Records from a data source
## START

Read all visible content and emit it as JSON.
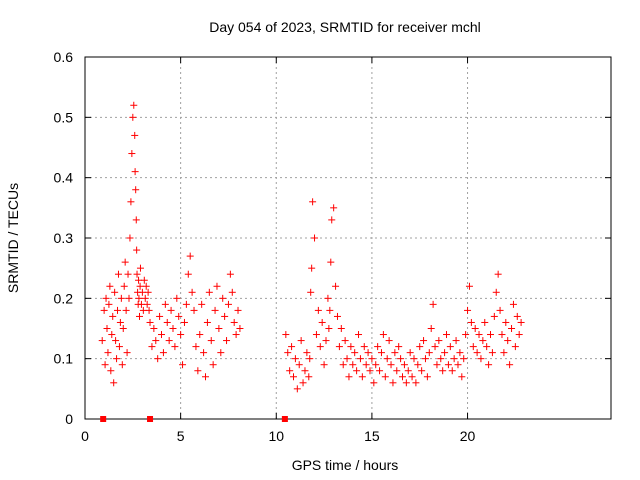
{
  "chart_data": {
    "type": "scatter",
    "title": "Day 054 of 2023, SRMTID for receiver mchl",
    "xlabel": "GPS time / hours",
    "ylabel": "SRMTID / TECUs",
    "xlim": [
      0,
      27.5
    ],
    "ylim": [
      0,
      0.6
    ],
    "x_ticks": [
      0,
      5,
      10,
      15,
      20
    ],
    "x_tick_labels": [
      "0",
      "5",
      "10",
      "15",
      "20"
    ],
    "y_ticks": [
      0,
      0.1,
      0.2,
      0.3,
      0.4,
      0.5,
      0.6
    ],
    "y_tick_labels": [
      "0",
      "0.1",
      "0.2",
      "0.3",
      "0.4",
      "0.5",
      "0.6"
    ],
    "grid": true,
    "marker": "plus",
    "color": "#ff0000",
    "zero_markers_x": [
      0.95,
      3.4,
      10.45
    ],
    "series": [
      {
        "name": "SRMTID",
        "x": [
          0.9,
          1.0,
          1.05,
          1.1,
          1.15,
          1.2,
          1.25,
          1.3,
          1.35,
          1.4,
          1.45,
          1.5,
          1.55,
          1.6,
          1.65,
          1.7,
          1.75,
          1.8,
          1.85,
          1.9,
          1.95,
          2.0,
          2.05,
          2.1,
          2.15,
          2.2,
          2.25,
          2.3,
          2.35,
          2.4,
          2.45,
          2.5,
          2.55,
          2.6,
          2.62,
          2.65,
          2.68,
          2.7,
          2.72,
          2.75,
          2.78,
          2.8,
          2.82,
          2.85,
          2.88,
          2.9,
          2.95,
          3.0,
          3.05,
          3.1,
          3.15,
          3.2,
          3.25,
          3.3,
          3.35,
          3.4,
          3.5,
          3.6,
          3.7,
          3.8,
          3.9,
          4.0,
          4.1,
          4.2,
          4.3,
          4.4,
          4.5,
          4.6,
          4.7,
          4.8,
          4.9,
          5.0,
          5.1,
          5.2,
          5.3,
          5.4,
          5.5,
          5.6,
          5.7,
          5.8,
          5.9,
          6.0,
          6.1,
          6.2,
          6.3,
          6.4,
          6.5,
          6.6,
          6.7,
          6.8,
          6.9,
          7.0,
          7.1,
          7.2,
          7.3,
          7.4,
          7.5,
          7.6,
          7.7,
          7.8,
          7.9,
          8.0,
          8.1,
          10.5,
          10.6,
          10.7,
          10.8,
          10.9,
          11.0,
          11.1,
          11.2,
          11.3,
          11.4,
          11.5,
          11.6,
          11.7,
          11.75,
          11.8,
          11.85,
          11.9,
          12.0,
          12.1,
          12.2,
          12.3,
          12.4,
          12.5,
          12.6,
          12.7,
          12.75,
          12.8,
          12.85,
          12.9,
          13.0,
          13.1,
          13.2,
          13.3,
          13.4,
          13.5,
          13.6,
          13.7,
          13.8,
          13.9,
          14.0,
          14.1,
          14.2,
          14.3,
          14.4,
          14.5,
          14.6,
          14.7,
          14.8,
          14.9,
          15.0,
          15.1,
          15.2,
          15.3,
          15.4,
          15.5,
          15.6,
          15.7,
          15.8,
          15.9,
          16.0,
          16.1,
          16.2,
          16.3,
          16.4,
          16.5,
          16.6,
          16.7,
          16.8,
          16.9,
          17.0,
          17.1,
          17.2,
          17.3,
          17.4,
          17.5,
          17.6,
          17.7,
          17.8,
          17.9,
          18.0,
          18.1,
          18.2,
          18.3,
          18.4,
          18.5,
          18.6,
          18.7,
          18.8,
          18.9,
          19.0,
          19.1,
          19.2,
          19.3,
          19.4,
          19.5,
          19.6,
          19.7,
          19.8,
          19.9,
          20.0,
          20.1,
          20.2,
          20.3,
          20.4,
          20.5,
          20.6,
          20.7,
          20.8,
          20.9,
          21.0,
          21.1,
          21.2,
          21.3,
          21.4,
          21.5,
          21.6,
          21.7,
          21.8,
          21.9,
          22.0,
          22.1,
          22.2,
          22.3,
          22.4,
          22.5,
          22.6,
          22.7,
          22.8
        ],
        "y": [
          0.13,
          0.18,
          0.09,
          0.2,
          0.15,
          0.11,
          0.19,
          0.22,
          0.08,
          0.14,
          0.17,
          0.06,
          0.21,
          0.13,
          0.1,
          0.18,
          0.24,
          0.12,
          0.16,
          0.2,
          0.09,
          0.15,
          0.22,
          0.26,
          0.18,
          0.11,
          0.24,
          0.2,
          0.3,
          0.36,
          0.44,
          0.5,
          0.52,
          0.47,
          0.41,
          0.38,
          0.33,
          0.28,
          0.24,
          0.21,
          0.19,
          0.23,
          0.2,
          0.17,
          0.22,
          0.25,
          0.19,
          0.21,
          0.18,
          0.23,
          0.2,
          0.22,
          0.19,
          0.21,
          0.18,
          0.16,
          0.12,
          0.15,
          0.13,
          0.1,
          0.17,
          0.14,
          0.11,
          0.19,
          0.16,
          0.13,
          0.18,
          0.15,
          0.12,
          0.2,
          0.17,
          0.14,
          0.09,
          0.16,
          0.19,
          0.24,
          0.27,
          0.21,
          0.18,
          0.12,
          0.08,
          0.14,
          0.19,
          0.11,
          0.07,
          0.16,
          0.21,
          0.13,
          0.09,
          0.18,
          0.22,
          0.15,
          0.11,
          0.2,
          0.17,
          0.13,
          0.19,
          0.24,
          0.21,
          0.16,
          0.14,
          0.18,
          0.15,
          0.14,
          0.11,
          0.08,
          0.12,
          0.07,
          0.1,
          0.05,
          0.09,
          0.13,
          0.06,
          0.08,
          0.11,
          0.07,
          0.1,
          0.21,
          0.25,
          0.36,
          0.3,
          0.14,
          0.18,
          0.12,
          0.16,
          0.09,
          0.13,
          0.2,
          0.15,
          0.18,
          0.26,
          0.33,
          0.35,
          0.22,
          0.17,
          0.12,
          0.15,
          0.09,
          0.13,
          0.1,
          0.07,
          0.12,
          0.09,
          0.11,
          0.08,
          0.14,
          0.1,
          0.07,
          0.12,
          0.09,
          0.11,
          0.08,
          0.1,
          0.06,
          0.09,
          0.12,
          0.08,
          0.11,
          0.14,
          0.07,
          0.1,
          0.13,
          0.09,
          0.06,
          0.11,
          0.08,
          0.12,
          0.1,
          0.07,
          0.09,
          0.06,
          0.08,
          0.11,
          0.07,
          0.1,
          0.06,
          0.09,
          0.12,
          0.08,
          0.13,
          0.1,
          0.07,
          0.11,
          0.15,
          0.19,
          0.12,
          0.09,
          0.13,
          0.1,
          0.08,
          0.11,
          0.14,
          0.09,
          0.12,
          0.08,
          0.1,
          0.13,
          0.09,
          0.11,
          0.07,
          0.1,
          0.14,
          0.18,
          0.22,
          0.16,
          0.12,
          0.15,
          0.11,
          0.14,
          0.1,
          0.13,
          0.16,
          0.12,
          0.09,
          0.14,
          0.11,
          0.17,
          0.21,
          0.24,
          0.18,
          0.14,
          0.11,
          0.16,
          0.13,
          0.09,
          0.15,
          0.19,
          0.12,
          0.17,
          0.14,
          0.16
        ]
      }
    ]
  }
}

## END
## START

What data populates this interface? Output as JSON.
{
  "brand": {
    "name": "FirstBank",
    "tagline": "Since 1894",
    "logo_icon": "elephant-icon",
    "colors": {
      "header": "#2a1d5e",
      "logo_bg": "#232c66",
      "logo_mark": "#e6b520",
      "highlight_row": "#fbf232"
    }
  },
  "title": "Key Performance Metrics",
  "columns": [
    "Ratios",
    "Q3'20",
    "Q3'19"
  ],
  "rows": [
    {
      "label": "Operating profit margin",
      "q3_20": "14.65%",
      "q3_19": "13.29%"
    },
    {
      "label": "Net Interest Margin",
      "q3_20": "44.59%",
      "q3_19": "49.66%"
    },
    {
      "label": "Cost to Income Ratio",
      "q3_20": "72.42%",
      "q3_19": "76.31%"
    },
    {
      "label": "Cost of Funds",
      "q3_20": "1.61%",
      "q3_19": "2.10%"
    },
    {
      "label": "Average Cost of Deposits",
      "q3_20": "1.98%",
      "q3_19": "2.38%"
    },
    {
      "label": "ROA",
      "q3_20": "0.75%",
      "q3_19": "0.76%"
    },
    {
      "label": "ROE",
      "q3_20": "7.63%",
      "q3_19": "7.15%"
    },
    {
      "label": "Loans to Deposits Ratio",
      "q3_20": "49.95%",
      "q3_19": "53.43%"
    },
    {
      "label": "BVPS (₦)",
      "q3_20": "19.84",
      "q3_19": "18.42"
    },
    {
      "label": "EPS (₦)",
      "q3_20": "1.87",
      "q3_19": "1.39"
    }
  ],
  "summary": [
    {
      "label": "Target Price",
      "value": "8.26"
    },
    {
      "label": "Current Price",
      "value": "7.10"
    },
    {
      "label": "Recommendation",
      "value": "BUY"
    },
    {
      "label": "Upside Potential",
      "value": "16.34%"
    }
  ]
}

## END
## START

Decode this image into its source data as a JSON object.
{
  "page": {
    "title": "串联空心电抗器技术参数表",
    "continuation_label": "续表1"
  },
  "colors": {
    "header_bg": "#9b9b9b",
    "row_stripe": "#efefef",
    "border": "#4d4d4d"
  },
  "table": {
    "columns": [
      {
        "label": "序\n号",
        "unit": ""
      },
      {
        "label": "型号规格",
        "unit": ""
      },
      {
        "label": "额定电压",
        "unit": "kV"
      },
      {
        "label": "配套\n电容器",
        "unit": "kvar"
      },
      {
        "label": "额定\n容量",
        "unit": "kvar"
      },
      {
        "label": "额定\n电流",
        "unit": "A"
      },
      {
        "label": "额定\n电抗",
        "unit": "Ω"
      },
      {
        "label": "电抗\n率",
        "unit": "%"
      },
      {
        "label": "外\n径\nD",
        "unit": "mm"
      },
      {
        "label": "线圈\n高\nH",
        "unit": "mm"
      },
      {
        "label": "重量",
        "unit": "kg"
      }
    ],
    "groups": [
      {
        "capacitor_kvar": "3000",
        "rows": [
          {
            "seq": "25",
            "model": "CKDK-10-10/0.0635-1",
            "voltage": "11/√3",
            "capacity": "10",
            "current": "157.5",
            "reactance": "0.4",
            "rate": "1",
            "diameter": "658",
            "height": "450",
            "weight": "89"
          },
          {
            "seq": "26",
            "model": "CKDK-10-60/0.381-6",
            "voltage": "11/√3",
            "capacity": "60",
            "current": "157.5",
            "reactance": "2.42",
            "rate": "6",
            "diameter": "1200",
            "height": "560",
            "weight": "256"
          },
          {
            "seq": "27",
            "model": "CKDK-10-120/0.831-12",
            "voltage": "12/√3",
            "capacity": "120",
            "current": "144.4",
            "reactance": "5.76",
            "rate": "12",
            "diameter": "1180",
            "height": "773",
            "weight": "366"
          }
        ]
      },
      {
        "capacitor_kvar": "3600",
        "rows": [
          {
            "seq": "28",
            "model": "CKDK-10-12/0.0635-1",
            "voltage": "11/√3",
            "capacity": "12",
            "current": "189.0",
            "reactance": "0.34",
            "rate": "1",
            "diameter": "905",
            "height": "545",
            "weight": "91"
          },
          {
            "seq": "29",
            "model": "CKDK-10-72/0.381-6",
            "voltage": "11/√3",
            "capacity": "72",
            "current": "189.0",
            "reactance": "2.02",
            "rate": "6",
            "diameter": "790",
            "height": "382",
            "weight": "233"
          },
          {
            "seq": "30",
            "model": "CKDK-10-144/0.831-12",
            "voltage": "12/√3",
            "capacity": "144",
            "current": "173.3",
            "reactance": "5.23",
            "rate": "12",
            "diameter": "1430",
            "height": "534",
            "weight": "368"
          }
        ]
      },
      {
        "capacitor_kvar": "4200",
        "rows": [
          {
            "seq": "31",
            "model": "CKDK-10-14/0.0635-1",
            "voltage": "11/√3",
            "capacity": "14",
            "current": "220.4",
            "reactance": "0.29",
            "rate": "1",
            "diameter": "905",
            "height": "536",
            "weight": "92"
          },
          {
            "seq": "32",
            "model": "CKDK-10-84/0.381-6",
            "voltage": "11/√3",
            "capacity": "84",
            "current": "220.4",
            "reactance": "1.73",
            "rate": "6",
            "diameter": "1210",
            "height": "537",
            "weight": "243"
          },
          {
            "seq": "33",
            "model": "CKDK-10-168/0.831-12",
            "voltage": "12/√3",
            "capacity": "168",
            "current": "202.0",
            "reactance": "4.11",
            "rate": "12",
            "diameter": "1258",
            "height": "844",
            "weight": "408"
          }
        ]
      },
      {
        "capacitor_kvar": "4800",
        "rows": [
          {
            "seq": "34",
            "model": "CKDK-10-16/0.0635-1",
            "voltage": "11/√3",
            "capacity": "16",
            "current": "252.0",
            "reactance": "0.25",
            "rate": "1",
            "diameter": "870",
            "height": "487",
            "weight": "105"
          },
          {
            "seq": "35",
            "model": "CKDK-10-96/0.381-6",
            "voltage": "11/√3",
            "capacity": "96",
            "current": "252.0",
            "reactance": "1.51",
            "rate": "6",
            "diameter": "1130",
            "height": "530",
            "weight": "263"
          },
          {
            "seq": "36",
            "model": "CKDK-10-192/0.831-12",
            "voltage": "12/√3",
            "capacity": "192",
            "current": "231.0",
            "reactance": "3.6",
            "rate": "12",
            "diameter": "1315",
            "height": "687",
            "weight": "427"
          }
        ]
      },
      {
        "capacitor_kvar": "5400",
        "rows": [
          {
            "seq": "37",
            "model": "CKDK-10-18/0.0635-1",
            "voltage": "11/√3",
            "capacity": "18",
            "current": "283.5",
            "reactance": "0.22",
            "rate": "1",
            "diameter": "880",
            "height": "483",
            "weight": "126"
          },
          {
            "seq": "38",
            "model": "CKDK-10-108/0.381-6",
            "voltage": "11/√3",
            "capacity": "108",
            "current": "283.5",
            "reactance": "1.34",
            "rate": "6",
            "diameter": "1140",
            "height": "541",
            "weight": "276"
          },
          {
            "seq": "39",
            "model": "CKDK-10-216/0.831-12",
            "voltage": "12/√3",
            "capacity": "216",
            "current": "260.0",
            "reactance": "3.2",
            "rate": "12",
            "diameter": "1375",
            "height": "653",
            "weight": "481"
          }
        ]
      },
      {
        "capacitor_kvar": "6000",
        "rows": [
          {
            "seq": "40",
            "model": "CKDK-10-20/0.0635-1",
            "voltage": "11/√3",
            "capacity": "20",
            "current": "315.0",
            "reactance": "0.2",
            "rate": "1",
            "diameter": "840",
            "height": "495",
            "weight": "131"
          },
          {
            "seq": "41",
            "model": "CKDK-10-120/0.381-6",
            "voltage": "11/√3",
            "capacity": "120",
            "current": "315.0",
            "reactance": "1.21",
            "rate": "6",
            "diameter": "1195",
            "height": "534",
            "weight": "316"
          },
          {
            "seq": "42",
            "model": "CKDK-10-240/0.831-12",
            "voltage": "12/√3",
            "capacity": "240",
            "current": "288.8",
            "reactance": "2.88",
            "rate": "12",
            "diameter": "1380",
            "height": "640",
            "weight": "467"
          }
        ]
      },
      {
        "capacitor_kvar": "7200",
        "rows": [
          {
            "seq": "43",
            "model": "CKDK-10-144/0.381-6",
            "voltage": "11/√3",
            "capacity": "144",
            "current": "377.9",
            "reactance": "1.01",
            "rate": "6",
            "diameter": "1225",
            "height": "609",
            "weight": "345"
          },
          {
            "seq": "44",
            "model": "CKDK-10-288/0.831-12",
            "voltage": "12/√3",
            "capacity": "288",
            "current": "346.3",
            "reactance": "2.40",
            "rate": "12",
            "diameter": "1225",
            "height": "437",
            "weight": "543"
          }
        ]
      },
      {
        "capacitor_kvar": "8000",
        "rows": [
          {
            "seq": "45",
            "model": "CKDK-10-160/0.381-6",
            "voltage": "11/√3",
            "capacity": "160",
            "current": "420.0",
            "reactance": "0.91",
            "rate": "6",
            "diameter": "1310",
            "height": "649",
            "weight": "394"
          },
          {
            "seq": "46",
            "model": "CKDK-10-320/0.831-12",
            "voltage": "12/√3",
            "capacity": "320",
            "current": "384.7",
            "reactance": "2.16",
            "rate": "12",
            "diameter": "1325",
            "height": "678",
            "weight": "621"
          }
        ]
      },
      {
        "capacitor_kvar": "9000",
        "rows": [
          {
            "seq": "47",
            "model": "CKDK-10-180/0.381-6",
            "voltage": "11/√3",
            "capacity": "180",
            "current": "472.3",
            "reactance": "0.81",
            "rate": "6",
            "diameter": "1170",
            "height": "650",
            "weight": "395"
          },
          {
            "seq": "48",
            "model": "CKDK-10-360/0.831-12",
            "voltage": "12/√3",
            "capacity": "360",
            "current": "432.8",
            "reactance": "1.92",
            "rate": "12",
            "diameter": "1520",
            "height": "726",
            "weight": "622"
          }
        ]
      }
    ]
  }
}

## END

Exercise aim
Reproduce each line of the material containing the word "this".

The solution
What data populates this interface? Output as JSON.
Decode this image into its source data as a JSON object.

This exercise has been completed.